Written exercise: Every line of the material is to be repeated exactly as it stands.

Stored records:
►

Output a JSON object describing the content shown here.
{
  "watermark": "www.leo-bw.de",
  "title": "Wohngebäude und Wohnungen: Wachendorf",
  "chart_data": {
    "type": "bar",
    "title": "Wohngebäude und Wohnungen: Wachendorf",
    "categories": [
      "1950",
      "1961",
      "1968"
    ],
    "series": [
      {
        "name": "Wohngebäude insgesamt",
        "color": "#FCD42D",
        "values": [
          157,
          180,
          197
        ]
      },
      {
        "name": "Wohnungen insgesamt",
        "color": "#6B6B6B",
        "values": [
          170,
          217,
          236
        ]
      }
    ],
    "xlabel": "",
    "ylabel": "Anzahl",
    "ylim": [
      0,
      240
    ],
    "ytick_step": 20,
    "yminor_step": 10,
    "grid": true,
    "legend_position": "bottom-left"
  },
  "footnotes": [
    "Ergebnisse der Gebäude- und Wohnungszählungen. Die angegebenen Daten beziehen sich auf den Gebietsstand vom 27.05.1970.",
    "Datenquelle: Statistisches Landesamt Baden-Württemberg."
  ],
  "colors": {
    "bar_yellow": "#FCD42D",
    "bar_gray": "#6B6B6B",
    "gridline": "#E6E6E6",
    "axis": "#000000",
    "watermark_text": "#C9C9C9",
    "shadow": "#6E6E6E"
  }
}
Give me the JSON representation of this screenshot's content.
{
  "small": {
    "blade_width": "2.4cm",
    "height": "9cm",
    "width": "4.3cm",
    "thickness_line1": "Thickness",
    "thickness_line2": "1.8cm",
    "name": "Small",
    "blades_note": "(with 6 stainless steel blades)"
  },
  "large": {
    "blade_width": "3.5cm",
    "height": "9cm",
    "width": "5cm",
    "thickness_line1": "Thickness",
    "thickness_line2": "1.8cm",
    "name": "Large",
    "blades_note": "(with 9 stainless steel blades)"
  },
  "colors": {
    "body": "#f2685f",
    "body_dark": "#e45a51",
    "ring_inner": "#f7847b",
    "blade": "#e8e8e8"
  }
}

◄

Output:
Output a JSON object describing the content shown here.
{
  "watermark": "www.leo-bw.de",
  "title": "Wohngebäude und Wohnungen: Wachendorf",
  "chart_data": {
    "type": "bar",
    "title": "Wohngebäude und Wohnungen: Wachendorf",
    "categories": [
      "1950",
      "1961",
      "1968"
    ],
    "series": [
      {
        "name": "Wohngebäude insgesamt",
        "color": "#FCD42D",
        "values": [
          157,
          180,
          197
        ]
      },
      {
        "name": "Wohnungen insgesamt",
        "color": "#6B6B6B",
        "values": [
          170,
          217,
          236
        ]
      }
    ],
    "xlabel": "",
    "ylabel": "Anzahl",
    "ylim": [
      0,
      240
    ],
    "ytick_step": 20,
    "yminor_step": 10,
    "grid": true,
    "legend_position": "bottom-left"
  },
  "footnotes": [
    "Ergebnisse der Gebäude- und Wohnungszählungen. Die angegebenen Daten beziehen sich auf den Gebietsstand vom 27.05.1970.",
    "Datenquelle: Statistisches Landesamt Baden-Württemberg."
  ],
  "colors": {
    "bar_yellow": "#FCD42D",
    "bar_gray": "#6B6B6B",
    "gridline": "#E6E6E6",
    "axis": "#000000",
    "watermark_text": "#C9C9C9",
    "shadow": "#6E6E6E"
  }
}
Give me the JSON representation of this screenshot's content.
{
  "small": {
    "blade_width": "2.4cm",
    "height": "9cm",
    "width": "4.3cm",
    "thickness_line1": "Thickness",
    "thickness_line2": "1.8cm",
    "name": "Small",
    "blades_note": "(with 6 stainless steel blades)"
  },
  "large": {
    "blade_width": "3.5cm",
    "height": "9cm",
    "width": "5cm",
    "thickness_line1": "Thickness",
    "thickness_line2": "1.8cm",
    "name": "Large",
    "blades_note": "(with 9 stainless steel blades)"
  },
  "colors": {
    "body": "#f2685f",
    "body_dark": "#e45a51",
    "ring_inner": "#f7847b",
    "blade": "#e8e8e8"
  }
}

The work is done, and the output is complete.